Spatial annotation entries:
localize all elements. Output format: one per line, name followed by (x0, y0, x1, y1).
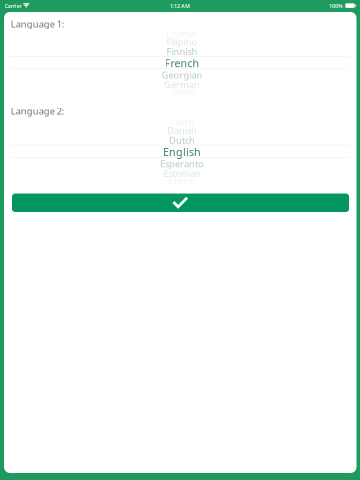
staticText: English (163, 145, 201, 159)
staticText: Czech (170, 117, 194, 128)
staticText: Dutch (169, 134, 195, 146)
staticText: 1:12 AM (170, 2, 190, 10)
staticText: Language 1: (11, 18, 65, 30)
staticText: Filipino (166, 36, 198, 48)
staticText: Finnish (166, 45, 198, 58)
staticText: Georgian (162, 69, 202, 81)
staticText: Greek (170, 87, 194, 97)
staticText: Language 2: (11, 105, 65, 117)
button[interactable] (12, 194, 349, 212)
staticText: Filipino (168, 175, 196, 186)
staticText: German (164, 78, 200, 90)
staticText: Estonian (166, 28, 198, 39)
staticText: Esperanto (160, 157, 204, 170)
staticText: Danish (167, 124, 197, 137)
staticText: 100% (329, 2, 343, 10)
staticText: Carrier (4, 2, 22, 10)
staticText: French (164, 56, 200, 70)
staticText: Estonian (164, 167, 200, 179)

=== SET PROBLEM ===
Rewrite every line of the data above as a JSON list of strings, one string per line, skipping blank lines. Leave the picture lines out.

=== RESULT ===
[
  "localize all elements. Output format: one per line, name followed by (x0, y0, x1, y1).",
  "staticText: English (163, 145, 201, 159)",
  "staticText: Czech (170, 117, 194, 128)",
  "staticText: Dutch (169, 134, 195, 146)",
  "staticText: 1:12 AM (170, 2, 190, 10)",
  "staticText: Language 1: (11, 18, 65, 30)",
  "staticText: Filipino (166, 36, 198, 48)",
  "staticText: Finnish (166, 45, 198, 58)",
  "staticText: Georgian (162, 69, 202, 81)",
  "staticText: Greek (170, 87, 194, 97)",
  "staticText: Language 2: (11, 105, 65, 117)",
  "button[interactable] (12, 194, 349, 212)",
  "staticText: Filipino (168, 175, 196, 186)",
  "staticText: German (164, 78, 200, 90)",
  "staticText: Estonian (166, 28, 198, 39)",
  "staticText: Esperanto (160, 157, 204, 170)",
  "staticText: Danish (167, 124, 197, 137)",
  "staticText: 100% (329, 2, 343, 10)",
  "staticText: Carrier (4, 2, 22, 10)",
  "staticText: French (164, 56, 200, 70)",
  "staticText: Estonian (164, 167, 200, 179)"
]